Stored items:
============

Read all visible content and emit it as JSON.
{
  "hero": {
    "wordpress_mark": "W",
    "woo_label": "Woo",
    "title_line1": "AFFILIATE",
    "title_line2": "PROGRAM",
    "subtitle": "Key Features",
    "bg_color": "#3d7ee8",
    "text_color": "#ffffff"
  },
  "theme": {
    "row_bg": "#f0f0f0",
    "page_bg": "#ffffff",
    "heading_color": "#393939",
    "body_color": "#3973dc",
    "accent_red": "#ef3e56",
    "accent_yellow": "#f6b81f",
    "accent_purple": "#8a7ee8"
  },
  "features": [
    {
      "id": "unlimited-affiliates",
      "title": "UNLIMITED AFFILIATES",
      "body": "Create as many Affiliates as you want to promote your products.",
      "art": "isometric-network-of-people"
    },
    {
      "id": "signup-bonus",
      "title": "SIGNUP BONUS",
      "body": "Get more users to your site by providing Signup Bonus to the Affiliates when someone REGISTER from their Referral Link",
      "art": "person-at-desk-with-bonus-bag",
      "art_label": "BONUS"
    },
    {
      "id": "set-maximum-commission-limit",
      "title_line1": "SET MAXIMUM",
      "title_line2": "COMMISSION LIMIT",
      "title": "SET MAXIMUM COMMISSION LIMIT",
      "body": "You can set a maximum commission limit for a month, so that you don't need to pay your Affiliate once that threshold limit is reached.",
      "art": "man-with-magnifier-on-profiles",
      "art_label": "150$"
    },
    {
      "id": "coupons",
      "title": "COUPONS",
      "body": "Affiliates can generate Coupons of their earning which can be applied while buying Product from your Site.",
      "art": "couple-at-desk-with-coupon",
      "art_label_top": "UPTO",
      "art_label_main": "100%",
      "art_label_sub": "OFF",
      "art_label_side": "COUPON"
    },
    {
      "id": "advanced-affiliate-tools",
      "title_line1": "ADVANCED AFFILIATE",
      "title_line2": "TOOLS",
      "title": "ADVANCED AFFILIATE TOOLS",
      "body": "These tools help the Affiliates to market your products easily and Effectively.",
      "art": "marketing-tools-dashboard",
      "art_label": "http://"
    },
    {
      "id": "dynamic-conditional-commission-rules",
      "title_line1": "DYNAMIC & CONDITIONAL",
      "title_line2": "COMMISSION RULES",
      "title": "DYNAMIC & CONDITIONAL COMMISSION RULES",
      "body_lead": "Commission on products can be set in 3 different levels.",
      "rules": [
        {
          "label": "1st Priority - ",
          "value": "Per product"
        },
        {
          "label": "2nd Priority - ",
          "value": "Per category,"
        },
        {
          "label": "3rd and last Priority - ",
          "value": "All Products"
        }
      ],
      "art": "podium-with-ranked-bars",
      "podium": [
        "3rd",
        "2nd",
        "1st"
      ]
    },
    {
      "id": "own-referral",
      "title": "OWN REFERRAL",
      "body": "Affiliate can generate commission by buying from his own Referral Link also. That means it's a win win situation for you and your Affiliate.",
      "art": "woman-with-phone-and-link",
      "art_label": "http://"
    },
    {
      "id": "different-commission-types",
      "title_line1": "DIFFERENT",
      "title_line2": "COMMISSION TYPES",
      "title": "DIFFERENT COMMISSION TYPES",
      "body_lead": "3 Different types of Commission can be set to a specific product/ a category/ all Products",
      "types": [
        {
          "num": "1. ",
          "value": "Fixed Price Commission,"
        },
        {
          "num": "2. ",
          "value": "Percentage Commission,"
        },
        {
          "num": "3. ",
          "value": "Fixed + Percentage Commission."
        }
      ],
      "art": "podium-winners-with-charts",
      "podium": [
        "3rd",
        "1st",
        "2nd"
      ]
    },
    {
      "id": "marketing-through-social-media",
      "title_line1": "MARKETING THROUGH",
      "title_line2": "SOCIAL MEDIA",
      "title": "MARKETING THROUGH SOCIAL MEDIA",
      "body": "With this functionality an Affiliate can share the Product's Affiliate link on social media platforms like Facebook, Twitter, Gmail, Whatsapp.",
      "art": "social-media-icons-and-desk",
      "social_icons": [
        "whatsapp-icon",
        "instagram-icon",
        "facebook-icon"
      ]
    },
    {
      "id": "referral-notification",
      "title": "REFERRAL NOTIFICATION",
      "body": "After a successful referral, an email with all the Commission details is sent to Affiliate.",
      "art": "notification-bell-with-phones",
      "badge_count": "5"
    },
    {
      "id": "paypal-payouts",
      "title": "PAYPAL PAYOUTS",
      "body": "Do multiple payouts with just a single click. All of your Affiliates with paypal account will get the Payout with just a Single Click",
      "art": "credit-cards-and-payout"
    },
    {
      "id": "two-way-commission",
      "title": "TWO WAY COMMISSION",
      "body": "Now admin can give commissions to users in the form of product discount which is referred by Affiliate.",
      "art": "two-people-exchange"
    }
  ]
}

============

SET EXERCISE: Write out every line of the listing that holds the word "your".

ANSWER TO THIS EXERCISE:
      "body": "Create as many Affiliates as you want to promote your products.",
      "body": "Get more users to your site by providing Signup Bonus to the Affiliates when someone REGISTER from their Referral Link",
      "body": "You can set a maximum commission limit for a month, so that you don't need to pay your Affiliate once that threshold limit is reached.",
      "body": "Affiliates can generate Coupons of their earning which can be applied while buying Product from your Site.",
      "body": "These tools help the Affiliates to market your products easily and Effectively.",
      "body": "Affiliate can generate commission by buying from his own Referral Link also. That means it's a win win situation for you and your Affiliate.",
      "body": "Do multiple payouts with just a single click. All of your Affiliates with paypal account will get the Payout with just a Single Click",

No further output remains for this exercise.